## Begin SUPPLIED DATA
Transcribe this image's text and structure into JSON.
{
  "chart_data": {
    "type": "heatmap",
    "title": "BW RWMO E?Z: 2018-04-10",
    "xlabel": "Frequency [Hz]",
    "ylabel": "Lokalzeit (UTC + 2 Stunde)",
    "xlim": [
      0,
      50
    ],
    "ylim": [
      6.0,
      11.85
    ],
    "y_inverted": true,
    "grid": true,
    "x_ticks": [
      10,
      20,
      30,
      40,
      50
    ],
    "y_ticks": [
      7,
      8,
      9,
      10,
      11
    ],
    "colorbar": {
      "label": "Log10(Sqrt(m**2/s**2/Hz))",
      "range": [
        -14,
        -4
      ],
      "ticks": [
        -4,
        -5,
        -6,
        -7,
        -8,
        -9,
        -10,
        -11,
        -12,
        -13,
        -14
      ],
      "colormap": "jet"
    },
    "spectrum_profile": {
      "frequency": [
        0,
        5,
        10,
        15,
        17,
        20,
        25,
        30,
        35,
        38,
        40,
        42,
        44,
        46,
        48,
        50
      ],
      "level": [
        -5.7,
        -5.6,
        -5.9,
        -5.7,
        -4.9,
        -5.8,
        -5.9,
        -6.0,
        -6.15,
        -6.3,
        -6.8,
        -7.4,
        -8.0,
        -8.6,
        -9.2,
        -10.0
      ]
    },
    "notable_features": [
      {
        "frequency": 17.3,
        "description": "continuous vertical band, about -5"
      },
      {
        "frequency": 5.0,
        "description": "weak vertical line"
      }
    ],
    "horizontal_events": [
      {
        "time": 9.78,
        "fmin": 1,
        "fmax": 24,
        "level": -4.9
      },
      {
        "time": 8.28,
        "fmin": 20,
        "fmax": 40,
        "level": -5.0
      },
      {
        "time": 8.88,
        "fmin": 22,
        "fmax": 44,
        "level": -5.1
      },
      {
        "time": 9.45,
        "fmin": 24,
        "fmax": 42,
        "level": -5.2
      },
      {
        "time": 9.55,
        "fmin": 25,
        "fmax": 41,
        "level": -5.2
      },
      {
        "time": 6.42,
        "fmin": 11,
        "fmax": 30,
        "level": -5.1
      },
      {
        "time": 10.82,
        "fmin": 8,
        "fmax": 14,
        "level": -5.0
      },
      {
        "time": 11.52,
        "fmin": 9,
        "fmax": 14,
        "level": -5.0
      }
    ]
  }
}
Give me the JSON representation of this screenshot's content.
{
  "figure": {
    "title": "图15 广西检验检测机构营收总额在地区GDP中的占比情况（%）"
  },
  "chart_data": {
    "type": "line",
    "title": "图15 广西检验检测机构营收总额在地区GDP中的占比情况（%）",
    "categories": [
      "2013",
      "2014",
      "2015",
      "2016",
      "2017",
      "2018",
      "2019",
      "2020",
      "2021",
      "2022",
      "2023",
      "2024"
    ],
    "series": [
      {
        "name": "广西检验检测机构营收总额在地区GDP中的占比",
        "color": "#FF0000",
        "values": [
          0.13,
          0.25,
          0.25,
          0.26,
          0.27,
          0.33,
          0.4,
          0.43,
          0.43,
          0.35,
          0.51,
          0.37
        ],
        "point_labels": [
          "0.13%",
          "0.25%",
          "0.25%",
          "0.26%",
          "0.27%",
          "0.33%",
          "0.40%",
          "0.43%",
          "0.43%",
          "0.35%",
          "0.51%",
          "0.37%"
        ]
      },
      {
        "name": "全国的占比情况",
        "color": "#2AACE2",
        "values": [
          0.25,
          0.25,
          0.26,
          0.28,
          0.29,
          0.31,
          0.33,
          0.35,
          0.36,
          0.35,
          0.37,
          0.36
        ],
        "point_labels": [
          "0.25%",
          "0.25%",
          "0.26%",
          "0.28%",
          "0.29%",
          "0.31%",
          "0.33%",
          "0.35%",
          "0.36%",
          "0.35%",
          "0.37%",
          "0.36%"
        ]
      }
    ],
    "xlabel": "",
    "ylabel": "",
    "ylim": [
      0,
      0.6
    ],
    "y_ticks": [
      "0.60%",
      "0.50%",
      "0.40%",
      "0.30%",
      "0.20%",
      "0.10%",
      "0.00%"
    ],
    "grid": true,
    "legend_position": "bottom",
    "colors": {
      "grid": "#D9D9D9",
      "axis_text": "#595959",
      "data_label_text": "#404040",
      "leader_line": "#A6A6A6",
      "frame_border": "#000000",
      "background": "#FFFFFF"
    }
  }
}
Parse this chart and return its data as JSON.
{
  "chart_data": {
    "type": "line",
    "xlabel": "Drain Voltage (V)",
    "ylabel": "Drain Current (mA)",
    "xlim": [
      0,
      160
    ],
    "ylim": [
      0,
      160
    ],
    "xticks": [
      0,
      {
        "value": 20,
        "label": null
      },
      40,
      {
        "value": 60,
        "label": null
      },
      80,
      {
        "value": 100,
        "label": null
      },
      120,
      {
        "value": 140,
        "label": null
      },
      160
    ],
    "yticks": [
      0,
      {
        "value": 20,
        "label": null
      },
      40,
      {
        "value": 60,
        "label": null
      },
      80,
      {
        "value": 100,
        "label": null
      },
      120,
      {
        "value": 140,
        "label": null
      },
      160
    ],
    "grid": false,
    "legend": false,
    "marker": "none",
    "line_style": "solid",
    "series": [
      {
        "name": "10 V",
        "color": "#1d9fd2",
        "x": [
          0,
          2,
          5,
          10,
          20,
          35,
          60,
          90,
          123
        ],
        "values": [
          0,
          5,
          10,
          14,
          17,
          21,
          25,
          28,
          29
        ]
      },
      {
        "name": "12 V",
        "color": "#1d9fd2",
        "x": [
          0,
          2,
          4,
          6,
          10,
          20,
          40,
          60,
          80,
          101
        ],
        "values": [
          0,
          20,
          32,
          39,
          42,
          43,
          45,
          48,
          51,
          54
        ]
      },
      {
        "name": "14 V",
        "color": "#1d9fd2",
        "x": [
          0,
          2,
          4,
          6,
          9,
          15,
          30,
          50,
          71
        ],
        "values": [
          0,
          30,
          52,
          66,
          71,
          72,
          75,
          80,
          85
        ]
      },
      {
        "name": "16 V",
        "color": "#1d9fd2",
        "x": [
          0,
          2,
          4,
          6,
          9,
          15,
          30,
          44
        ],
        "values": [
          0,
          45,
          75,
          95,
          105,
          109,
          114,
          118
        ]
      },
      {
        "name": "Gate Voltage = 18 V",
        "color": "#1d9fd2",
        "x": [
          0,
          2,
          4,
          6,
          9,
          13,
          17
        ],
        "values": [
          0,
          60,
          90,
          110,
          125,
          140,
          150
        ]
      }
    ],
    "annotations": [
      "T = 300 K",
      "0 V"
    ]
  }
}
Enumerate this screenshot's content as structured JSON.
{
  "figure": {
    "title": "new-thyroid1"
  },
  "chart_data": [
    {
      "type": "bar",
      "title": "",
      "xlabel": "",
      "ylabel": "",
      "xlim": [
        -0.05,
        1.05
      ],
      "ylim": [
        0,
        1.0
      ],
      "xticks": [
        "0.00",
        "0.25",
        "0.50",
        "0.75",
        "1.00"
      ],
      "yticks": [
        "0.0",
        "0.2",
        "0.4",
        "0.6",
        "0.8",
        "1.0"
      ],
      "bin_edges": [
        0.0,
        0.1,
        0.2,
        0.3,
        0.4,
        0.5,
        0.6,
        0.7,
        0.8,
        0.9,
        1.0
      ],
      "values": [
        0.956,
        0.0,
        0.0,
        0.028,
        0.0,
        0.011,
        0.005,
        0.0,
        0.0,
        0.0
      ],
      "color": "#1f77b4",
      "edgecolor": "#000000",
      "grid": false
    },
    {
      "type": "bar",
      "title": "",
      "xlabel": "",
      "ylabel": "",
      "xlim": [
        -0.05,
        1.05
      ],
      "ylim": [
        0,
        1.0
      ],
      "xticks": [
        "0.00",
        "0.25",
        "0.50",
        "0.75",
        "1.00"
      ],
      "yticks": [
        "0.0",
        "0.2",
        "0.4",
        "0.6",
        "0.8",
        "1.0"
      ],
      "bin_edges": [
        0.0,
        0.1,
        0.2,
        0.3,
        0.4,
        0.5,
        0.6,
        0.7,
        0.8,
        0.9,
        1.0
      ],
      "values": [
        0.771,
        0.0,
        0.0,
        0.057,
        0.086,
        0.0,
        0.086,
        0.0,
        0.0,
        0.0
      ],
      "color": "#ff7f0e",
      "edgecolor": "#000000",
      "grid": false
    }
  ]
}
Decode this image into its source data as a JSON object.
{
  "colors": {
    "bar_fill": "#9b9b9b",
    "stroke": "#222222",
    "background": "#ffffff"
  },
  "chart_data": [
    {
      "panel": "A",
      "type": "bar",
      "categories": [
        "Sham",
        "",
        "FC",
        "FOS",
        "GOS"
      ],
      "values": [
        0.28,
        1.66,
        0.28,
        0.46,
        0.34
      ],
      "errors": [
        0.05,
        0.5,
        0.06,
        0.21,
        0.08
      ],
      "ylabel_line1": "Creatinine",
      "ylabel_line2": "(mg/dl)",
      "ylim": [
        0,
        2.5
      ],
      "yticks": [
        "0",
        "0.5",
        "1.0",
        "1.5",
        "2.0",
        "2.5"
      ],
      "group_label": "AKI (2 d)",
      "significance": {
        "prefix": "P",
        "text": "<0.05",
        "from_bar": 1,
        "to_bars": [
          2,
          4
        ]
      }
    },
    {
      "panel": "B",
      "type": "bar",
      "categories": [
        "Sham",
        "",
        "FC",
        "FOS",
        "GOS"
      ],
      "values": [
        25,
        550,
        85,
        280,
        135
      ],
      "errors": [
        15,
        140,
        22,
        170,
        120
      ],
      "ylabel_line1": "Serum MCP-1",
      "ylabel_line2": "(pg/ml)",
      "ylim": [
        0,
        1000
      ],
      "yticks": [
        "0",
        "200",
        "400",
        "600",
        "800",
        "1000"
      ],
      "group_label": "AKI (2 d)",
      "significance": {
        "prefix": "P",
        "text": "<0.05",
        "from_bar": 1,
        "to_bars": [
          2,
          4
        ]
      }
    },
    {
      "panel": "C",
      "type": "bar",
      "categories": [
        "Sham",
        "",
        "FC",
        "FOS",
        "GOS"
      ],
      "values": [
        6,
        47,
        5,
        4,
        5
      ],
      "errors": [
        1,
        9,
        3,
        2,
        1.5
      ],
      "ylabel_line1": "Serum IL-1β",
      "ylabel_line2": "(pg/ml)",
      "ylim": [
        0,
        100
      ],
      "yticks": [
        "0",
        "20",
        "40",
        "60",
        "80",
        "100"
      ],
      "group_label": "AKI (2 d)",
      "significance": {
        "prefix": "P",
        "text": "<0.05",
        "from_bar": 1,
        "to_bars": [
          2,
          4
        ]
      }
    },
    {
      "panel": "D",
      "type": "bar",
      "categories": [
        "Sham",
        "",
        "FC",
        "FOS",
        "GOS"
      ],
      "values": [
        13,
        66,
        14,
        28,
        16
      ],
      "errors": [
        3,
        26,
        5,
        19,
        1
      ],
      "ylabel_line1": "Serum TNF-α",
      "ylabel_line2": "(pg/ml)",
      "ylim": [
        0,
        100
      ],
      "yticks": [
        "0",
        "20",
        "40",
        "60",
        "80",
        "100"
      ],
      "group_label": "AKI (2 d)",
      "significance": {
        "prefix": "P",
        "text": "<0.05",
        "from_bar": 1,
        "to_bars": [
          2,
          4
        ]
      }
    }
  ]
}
## End SUPPLIED DATA
EXERCISE OBJECTIVE:
Copy and report every line where the word "this" is present.

RESULT:
Transcribe this image's text and structure into JSON.
Give me the JSON representation of this screenshot's content.
Parse this chart and return its data as JSON.
Enumerate this screenshot's content as structured JSON.
Decode this image into its source data as a JSON object.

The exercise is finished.